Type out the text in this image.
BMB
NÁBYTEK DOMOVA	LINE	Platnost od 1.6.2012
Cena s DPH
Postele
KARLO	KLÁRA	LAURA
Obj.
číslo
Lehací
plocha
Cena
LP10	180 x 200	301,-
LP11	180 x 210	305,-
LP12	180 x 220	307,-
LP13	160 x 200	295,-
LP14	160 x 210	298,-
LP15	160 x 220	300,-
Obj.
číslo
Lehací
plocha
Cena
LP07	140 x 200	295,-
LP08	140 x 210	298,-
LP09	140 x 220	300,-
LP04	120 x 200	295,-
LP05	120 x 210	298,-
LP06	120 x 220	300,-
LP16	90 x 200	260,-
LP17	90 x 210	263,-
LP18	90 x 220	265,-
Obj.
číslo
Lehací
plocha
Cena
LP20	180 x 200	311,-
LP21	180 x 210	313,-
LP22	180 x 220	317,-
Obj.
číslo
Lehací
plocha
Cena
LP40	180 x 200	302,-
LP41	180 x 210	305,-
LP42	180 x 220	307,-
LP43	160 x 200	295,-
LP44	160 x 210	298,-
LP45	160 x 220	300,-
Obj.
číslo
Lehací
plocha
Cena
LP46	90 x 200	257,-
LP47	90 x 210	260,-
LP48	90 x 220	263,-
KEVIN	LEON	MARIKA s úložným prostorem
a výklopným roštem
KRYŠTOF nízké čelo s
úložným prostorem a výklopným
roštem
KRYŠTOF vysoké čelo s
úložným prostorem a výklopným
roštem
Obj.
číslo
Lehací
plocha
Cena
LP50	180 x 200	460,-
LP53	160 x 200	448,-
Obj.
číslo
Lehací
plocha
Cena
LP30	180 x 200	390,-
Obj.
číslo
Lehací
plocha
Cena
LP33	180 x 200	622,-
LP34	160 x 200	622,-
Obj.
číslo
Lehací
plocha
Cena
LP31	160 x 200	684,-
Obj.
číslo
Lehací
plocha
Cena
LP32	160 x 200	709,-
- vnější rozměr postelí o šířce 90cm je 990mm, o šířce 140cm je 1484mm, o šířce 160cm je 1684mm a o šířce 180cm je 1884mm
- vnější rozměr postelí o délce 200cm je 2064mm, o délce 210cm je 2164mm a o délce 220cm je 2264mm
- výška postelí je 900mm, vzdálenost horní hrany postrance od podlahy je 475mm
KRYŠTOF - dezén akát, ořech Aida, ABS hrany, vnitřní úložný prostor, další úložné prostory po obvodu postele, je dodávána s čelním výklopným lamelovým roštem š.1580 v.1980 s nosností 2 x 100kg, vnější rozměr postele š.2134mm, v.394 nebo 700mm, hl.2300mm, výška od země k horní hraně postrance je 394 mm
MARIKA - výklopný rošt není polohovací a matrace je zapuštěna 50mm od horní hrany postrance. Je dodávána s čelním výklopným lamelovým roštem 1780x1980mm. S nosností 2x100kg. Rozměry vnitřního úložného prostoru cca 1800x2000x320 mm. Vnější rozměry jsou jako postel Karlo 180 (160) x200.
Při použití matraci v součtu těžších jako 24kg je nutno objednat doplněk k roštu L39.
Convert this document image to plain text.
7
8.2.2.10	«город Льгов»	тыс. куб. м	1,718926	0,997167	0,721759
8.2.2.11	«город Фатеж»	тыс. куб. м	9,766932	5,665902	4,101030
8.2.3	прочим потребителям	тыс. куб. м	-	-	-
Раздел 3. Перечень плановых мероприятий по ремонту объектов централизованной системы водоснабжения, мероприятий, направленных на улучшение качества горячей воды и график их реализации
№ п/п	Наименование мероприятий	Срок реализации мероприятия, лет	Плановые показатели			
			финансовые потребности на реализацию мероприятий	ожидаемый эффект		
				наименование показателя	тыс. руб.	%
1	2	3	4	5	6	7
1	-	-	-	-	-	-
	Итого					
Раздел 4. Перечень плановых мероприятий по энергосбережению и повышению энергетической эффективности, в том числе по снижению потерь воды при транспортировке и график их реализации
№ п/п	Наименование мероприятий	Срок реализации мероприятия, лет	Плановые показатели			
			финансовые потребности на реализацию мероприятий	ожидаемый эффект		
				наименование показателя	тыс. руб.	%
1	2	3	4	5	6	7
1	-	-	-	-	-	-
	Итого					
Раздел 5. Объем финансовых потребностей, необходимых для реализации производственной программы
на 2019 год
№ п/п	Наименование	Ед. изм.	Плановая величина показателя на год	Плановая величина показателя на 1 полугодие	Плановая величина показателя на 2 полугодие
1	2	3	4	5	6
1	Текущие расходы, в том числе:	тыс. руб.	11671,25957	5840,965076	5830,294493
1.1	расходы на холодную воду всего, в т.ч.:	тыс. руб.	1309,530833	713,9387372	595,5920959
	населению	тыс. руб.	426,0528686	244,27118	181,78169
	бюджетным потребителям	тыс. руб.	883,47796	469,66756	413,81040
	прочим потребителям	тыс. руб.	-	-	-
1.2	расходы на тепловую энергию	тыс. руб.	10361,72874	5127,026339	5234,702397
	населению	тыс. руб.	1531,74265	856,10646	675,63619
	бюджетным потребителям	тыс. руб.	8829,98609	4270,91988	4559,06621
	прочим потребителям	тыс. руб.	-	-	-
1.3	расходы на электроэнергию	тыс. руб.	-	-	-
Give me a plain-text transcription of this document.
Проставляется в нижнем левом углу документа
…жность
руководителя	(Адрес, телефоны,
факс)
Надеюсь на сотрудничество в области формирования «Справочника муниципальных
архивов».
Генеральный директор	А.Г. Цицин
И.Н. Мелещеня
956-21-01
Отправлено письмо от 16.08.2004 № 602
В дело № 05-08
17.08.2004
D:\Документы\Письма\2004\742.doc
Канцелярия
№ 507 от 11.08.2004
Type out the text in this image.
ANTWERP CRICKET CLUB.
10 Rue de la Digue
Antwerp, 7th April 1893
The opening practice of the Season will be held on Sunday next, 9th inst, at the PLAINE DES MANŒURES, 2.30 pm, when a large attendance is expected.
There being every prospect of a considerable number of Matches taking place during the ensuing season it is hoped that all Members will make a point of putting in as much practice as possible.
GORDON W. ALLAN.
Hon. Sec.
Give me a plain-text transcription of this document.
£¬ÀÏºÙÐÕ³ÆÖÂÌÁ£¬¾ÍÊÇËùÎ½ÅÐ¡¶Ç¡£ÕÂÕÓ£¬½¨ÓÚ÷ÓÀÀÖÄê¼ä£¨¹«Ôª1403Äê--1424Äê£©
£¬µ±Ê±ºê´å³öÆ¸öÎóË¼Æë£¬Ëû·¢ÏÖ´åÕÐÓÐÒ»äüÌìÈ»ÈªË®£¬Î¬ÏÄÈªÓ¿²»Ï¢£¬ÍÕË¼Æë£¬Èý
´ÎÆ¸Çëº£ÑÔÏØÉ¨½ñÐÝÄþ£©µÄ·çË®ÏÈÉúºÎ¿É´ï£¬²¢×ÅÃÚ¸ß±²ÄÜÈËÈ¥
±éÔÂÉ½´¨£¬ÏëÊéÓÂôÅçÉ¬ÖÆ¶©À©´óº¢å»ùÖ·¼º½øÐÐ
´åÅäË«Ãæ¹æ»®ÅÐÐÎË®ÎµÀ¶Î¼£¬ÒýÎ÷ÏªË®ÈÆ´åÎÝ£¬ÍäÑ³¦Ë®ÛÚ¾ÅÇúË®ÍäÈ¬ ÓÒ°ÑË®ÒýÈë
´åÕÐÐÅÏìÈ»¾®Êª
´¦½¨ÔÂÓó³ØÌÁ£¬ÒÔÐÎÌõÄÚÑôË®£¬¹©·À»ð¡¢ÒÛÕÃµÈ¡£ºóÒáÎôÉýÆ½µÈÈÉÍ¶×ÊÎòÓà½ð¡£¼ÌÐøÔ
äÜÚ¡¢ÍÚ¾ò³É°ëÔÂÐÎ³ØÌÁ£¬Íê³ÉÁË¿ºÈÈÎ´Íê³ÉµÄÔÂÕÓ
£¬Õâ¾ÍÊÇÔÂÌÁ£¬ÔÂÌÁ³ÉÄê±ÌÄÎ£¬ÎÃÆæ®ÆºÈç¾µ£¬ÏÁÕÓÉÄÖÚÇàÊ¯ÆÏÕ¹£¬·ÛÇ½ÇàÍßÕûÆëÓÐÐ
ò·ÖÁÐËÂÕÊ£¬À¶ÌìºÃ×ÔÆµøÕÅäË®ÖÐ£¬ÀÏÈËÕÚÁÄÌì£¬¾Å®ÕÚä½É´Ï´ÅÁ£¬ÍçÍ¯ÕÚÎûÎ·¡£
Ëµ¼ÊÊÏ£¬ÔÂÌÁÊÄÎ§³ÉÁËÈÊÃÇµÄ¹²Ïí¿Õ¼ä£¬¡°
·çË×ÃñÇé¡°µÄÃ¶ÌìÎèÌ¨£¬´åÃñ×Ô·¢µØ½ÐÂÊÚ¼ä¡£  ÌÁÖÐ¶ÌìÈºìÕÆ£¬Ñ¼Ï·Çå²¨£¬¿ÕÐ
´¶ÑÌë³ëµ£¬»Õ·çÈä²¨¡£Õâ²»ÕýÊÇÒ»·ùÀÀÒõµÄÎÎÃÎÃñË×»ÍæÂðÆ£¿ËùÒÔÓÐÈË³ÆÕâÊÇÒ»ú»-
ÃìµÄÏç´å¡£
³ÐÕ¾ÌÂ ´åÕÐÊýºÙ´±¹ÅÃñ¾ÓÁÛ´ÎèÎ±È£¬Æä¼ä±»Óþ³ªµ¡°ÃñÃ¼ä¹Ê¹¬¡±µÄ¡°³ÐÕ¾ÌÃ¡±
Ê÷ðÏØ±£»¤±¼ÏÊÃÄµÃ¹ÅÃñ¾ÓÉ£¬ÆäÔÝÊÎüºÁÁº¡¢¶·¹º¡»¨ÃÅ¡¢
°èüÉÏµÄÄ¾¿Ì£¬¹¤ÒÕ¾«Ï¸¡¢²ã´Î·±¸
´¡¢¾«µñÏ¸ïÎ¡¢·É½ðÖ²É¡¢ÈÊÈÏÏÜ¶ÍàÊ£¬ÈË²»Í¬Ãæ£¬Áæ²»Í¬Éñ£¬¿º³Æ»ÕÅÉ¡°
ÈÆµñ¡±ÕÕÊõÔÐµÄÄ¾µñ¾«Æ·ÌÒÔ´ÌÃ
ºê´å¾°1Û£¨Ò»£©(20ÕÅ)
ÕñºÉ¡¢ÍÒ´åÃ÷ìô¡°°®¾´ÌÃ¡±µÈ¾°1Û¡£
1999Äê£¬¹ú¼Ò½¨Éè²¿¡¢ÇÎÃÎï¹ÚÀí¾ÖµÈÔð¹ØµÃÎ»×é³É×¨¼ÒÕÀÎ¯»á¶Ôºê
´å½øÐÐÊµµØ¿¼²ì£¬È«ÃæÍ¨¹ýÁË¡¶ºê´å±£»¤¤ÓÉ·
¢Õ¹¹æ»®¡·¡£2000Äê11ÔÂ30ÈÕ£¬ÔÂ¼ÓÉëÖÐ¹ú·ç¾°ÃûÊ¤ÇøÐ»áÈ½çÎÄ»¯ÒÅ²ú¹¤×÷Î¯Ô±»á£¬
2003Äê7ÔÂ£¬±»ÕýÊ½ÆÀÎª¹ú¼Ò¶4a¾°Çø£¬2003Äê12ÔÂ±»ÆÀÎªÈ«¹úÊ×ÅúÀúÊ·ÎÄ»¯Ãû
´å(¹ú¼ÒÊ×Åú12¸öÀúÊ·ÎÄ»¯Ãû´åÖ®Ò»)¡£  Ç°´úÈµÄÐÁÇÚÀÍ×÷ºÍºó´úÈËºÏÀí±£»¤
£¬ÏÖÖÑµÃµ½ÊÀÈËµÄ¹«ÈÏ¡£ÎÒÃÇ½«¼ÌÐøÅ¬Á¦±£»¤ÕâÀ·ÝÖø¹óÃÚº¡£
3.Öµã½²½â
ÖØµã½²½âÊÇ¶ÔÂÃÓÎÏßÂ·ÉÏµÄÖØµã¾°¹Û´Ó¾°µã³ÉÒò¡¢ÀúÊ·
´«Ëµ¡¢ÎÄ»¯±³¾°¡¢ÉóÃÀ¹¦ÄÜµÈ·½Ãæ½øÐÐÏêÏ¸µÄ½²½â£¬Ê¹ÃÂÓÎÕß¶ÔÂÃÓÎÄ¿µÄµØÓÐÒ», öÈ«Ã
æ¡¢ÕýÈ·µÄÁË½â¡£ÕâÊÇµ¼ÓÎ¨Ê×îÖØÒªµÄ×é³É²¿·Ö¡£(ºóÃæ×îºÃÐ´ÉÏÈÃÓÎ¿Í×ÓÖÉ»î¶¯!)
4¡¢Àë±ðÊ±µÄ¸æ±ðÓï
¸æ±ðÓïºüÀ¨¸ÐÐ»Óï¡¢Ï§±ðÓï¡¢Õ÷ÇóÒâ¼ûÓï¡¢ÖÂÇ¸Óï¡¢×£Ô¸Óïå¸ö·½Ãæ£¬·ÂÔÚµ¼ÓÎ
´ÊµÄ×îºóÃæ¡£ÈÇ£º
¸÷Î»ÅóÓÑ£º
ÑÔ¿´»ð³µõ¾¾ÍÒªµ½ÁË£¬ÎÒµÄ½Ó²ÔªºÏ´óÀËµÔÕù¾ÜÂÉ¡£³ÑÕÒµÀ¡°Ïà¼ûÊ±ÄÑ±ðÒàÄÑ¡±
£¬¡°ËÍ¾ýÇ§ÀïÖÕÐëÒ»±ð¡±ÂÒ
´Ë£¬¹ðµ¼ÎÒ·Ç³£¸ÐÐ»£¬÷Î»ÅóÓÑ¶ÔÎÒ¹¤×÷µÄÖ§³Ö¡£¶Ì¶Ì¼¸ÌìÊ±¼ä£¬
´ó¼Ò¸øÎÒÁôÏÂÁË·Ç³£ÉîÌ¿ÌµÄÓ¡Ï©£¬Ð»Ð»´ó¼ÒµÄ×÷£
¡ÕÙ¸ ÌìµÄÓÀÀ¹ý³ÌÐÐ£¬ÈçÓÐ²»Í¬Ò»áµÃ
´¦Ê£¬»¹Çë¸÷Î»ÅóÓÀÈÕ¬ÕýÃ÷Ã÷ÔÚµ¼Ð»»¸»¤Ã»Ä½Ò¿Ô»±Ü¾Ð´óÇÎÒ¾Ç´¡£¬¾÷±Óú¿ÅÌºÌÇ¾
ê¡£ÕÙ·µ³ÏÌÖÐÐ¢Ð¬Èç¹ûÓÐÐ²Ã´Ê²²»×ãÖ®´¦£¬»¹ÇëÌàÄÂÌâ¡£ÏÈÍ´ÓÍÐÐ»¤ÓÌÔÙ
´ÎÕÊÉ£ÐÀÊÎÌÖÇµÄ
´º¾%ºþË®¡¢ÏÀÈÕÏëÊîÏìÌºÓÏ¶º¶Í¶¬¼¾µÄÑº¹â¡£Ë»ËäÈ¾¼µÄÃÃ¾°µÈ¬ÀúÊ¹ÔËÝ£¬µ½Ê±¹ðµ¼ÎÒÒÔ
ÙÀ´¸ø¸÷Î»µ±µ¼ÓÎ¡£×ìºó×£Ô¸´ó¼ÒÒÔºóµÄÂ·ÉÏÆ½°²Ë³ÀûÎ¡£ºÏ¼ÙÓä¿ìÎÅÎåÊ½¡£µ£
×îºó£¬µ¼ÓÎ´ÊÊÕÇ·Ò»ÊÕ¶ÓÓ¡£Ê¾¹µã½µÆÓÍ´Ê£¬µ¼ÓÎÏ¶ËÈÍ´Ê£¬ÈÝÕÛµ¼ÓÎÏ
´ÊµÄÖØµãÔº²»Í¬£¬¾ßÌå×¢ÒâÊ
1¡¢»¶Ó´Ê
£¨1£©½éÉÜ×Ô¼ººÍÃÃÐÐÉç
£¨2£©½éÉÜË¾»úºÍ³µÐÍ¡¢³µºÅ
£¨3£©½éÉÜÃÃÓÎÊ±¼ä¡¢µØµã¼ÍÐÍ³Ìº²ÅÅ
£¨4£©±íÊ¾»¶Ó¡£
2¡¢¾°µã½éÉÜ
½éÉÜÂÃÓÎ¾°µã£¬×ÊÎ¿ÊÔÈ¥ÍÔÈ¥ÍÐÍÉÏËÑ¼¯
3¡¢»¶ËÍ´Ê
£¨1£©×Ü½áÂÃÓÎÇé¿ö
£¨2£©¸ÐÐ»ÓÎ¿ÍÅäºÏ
--------------------------------
● **WRITTEN PROBLEM**: In the listing above, find the lines holding the word "dodávána" and copy them.

● **EXERCISE RESULT**:
KRYŠTOF - dezén akát, ořech Aida, ABS hrany, vnitřní úložný prostor, další úložné prostory po obvodu postele, je dodávána s čelním výklopným lamelovým roštem š.1580 v.1980 s nosností 2 x 100kg, vnější rozměr postele š.2134mm, v.394 nebo 700mm, hl.2300mm, výška od země k horní hraně postrance je 394 mm
MARIKA - výklopný rošt není polohovací a matrace je zapuštěna 50mm od horní hrany postrance. Je dodávána s čelním výklopným lamelovým roštem 1780x1980mm. S nosností 2x100kg. Rozměry vnitřního úložného prostoru cca 1800x2000x320 mm. Vnější rozměry jsou jako postel Karlo 180 (160) x200.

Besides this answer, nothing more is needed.